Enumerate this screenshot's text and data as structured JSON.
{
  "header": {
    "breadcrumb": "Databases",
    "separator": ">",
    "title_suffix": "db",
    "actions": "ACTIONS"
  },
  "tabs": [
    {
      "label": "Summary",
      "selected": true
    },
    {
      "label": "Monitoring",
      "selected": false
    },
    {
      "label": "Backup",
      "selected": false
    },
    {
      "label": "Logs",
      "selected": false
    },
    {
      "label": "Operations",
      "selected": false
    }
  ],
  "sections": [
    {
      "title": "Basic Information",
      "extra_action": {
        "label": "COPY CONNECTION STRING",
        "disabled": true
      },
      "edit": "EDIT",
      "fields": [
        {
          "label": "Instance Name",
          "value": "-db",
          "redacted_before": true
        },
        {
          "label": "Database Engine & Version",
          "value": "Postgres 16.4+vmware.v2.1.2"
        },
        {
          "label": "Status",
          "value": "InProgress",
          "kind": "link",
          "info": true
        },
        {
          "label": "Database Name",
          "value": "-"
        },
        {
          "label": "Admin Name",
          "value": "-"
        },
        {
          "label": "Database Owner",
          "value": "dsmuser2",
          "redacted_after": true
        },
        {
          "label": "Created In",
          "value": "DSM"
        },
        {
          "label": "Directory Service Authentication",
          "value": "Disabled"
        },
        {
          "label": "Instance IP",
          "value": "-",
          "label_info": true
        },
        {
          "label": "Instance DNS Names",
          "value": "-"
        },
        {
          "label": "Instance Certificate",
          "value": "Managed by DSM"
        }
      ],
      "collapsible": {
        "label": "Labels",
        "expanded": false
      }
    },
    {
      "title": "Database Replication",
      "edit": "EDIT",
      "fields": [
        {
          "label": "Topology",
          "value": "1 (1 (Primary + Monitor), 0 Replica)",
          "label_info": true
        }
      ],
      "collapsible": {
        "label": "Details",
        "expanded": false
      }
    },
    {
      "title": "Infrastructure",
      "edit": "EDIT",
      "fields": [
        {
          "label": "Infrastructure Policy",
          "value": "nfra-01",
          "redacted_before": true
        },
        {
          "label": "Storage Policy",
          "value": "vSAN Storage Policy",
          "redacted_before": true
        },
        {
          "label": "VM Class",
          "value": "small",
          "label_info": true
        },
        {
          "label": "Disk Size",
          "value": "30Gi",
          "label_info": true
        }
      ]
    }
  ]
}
----------------
● YOUR INSTRUCTIONS
Go through the listing above and pull out each line containing the word "Infrastructure".

● TASK RESPONSE
      "title": "Infrastructure",
          "label": "Infrastructure Policy",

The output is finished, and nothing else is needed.